# GIVEN DATA
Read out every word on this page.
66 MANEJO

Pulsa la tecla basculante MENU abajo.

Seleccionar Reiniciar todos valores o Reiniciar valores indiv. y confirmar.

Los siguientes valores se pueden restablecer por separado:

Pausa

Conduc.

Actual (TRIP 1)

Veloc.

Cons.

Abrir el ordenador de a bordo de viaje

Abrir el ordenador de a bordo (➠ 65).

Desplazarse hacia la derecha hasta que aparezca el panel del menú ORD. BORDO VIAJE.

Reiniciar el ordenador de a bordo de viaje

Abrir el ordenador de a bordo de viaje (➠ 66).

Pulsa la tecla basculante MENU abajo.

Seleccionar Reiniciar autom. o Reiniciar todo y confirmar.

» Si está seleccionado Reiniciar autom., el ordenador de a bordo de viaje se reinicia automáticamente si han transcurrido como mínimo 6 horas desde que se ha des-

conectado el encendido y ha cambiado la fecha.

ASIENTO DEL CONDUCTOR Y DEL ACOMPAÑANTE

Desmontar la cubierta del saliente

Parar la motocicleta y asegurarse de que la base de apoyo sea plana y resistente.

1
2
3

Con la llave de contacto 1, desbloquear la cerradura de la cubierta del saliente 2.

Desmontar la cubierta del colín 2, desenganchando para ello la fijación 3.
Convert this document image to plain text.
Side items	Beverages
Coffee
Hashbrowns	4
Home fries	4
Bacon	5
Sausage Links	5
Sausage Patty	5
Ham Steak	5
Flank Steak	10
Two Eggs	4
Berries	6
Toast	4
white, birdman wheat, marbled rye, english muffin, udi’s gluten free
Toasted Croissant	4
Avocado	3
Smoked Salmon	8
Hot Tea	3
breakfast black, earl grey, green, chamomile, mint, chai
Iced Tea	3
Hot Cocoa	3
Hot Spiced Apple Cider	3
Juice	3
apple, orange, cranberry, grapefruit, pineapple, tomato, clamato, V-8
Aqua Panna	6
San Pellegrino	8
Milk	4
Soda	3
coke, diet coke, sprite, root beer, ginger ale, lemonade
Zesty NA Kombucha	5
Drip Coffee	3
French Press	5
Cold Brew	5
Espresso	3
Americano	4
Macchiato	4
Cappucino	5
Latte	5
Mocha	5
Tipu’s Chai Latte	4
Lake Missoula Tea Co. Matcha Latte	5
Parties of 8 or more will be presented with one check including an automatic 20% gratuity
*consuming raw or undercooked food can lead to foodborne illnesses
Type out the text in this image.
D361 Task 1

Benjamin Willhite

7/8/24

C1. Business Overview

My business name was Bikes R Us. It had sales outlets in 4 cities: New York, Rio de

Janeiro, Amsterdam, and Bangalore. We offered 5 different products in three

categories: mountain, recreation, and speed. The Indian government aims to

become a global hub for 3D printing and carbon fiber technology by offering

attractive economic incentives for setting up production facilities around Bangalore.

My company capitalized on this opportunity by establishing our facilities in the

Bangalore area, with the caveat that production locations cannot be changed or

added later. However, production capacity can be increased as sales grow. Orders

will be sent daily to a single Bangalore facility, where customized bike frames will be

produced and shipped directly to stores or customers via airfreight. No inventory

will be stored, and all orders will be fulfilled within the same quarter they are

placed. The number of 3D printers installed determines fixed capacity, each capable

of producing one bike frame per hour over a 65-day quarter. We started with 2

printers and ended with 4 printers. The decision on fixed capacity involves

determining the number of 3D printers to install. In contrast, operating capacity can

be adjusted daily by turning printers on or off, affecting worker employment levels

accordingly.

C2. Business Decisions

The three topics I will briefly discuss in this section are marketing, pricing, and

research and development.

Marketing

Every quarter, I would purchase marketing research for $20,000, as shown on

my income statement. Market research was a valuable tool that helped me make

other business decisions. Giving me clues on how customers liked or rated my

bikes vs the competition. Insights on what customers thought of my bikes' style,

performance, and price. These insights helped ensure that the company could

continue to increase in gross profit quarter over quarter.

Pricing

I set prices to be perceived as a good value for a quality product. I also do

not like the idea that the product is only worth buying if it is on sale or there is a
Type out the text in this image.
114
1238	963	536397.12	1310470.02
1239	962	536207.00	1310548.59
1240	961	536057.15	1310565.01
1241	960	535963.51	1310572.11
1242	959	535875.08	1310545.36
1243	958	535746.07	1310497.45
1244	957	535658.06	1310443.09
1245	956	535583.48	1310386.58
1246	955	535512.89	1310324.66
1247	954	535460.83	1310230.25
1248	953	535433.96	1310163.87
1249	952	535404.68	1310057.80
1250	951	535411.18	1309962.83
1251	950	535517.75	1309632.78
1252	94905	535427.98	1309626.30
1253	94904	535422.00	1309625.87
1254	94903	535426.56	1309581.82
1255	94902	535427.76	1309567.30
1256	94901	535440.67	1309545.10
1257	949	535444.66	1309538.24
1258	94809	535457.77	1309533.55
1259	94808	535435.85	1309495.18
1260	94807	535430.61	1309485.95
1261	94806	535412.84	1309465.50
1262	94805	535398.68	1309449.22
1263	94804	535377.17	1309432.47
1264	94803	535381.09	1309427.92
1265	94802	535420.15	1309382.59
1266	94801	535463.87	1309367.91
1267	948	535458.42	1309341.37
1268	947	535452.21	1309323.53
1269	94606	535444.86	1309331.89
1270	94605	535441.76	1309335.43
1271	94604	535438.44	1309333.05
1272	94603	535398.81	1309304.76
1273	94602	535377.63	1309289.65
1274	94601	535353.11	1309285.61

# TASK DIRECTIONS
Find the lines containing "saliente" and list every one of them.

# OUTPUT OF THE TASK
Desmontar la cubierta del saliente
Con la llave de contacto 1, desbloquear la cerradura de la cubierta del saliente 2.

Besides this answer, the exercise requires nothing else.